▶ **PROBLEM TO SOLVE**
Print the listing below in its entirety, character for character.

▶ **PROVIDED DATA**
+ + +

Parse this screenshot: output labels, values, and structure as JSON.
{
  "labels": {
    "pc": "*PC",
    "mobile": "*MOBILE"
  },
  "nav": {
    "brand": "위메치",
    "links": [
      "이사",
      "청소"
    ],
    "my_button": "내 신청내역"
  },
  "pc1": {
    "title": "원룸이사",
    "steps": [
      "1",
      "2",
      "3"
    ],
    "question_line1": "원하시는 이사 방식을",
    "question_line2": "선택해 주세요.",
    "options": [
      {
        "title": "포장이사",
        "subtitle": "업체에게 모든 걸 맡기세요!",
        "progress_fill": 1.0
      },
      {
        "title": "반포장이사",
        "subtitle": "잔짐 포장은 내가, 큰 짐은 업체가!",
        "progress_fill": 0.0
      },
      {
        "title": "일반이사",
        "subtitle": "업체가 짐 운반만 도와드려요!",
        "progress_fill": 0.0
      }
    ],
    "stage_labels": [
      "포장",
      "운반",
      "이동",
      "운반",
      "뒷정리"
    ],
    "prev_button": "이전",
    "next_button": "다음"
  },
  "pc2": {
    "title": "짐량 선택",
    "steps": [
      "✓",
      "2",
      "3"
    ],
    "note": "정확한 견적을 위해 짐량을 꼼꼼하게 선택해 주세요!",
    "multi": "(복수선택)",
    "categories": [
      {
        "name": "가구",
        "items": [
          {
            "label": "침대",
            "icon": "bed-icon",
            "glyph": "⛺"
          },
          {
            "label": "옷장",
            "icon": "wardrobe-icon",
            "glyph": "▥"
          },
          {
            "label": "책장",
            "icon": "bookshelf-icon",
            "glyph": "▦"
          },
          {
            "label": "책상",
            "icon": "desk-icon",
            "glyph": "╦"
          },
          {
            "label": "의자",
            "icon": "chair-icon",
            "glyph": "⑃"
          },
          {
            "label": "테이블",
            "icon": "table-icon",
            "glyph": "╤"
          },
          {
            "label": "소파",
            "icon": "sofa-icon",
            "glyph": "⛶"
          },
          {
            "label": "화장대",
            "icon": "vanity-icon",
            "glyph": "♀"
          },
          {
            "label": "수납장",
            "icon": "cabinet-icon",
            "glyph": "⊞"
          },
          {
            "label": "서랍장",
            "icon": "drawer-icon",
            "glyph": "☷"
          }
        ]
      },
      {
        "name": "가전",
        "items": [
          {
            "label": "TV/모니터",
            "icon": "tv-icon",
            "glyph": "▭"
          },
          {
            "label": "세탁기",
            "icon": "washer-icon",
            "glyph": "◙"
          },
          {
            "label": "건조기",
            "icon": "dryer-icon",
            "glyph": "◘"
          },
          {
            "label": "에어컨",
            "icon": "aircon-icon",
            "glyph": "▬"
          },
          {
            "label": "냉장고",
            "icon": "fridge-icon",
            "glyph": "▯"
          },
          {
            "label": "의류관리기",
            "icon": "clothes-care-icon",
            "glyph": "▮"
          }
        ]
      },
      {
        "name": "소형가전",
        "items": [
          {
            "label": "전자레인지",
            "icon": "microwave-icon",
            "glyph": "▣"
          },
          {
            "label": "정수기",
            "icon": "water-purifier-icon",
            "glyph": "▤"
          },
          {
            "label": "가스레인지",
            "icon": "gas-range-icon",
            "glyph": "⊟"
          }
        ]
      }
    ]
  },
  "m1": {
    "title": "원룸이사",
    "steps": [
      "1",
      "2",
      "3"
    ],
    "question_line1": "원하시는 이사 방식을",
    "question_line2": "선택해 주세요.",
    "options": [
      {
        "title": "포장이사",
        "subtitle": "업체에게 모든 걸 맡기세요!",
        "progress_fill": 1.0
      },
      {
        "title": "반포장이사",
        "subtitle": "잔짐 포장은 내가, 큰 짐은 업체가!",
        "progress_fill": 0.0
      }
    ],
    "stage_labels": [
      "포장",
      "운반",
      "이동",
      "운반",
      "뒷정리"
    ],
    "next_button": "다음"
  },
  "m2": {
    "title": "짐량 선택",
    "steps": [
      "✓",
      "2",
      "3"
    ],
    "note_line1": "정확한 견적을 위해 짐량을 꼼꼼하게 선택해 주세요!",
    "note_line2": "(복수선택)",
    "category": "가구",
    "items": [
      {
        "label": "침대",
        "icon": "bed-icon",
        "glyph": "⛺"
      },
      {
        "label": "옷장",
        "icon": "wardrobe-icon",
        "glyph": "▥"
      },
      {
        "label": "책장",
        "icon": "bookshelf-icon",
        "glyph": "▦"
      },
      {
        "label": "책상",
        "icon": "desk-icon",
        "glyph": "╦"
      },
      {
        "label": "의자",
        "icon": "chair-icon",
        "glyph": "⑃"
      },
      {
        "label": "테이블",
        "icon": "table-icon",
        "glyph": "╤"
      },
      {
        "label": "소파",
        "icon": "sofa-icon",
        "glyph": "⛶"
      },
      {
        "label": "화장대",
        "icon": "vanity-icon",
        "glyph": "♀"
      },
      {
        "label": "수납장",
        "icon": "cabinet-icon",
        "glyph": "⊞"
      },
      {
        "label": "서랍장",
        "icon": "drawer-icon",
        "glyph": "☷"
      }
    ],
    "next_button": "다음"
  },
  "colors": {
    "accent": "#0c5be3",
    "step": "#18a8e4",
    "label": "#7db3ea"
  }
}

+ + +

▶ **WORKED SOLUTION**
Parse this screenshot: output labels, values, and structure as JSON.
{
  "labels": {
    "pc": "*PC",
    "mobile": "*MOBILE"
  },
  "nav": {
    "brand": "위메치",
    "links": [
      "이사",
      "청소"
    ],
    "my_button": "내 신청내역"
  },
  "pc1": {
    "title": "원룸이사",
    "steps": [
      "1",
      "2",
      "3"
    ],
    "question_line1": "원하시는 이사 방식을",
    "question_line2": "선택해 주세요.",
    "options": [
      {
        "title": "포장이사",
        "subtitle": "업체에게 모든 걸 맡기세요!",
        "progress_fill": 1.0
      },
      {
        "title": "반포장이사",
        "subtitle": "잔짐 포장은 내가, 큰 짐은 업체가!",
        "progress_fill": 0.0
      },
      {
        "title": "일반이사",
        "subtitle": "업체가 짐 운반만 도와드려요!",
        "progress_fill": 0.0
      }
    ],
    "stage_labels": [
      "포장",
      "운반",
      "이동",
      "운반",
      "뒷정리"
    ],
    "prev_button": "이전",
    "next_button": "다음"
  },
  "pc2": {
    "title": "짐량 선택",
    "steps": [
      "✓",
      "2",
      "3"
    ],
    "note": "정확한 견적을 위해 짐량을 꼼꼼하게 선택해 주세요!",
    "multi": "(복수선택)",
    "categories": [
      {
        "name": "가구",
        "items": [
          {
            "label": "침대",
            "icon": "bed-icon",
            "glyph": "⛺"
          },
          {
            "label": "옷장",
            "icon": "wardrobe-icon",
            "glyph": "▥"
          },
          {
            "label": "책장",
            "icon": "bookshelf-icon",
            "glyph": "▦"
          },
          {
            "label": "책상",
            "icon": "desk-icon",
            "glyph": "╦"
          },
          {
            "label": "의자",
            "icon": "chair-icon",
            "glyph": "⑃"
          },
          {
            "label": "테이블",
            "icon": "table-icon",
            "glyph": "╤"
          },
          {
            "label": "소파",
            "icon": "sofa-icon",
            "glyph": "⛶"
          },
          {
            "label": "화장대",
            "icon": "vanity-icon",
            "glyph": "♀"
          },
          {
            "label": "수납장",
            "icon": "cabinet-icon",
            "glyph": "⊞"
          },
          {
            "label": "서랍장",
            "icon": "drawer-icon",
            "glyph": "☷"
          }
        ]
      },
      {
        "name": "가전",
        "items": [
          {
            "label": "TV/모니터",
            "icon": "tv-icon",
            "glyph": "▭"
          },
          {
            "label": "세탁기",
            "icon": "washer-icon",
            "glyph": "◙"
          },
          {
            "label": "건조기",
            "icon": "dryer-icon",
            "glyph": "◘"
          },
          {
            "label": "에어컨",
            "icon": "aircon-icon",
            "glyph": "▬"
          },
          {
            "label": "냉장고",
            "icon": "fridge-icon",
            "glyph": "▯"
          },
          {
            "label": "의류관리기",
            "icon": "clothes-care-icon",
            "glyph": "▮"
          }
        ]
      },
      {
        "name": "소형가전",
        "items": [
          {
            "label": "전자레인지",
            "icon": "microwave-icon",
            "glyph": "▣"
          },
          {
            "label": "정수기",
            "icon": "water-purifier-icon",
            "glyph": "▤"
          },
          {
            "label": "가스레인지",
            "icon": "gas-range-icon",
            "glyph": "⊟"
          }
        ]
      }
    ]
  },
  "m1": {
    "title": "원룸이사",
    "steps": [
      "1",
      "2",
      "3"
    ],
    "question_line1": "원하시는 이사 방식을",
    "question_line2": "선택해 주세요.",
    "options": [
      {
        "title": "포장이사",
        "subtitle": "업체에게 모든 걸 맡기세요!",
        "progress_fill": 1.0
      },
      {
        "title": "반포장이사",
        "subtitle": "잔짐 포장은 내가, 큰 짐은 업체가!",
        "progress_fill": 0.0
      }
    ],
    "stage_labels": [
      "포장",
      "운반",
      "이동",
      "운반",
      "뒷정리"
    ],
    "next_button": "다음"
  },
  "m2": {
    "title": "짐량 선택",
    "steps": [
      "✓",
      "2",
      "3"
    ],
    "note_line1": "정확한 견적을 위해 짐량을 꼼꼼하게 선택해 주세요!",
    "note_line2": "(복수선택)",
    "category": "가구",
    "items": [
      {
        "label": "침대",
        "icon": "bed-icon",
        "glyph": "⛺"
      },
      {
        "label": "옷장",
        "icon": "wardrobe-icon",
        "glyph": "▥"
      },
      {
        "label": "책장",
        "icon": "bookshelf-icon",
        "glyph": "▦"
      },
      {
        "label": "책상",
        "icon": "desk-icon",
        "glyph": "╦"
      },
      {
        "label": "의자",
        "icon": "chair-icon",
        "glyph": "⑃"
      },
      {
        "label": "테이블",
        "icon": "table-icon",
        "glyph": "╤"
      },
      {
        "label": "소파",
        "icon": "sofa-icon",
        "glyph": "⛶"
      },
      {
        "label": "화장대",
        "icon": "vanity-icon",
        "glyph": "♀"
      },
      {
        "label": "수납장",
        "icon": "cabinet-icon",
        "glyph": "⊞"
      },
      {
        "label": "서랍장",
        "icon": "drawer-icon",
        "glyph": "☷"
      }
    ],
    "next_button": "다음"
  },
  "colors": {
    "accent": "#0c5be3",
    "step": "#18a8e4",
    "label": "#7db3ea"
  }
}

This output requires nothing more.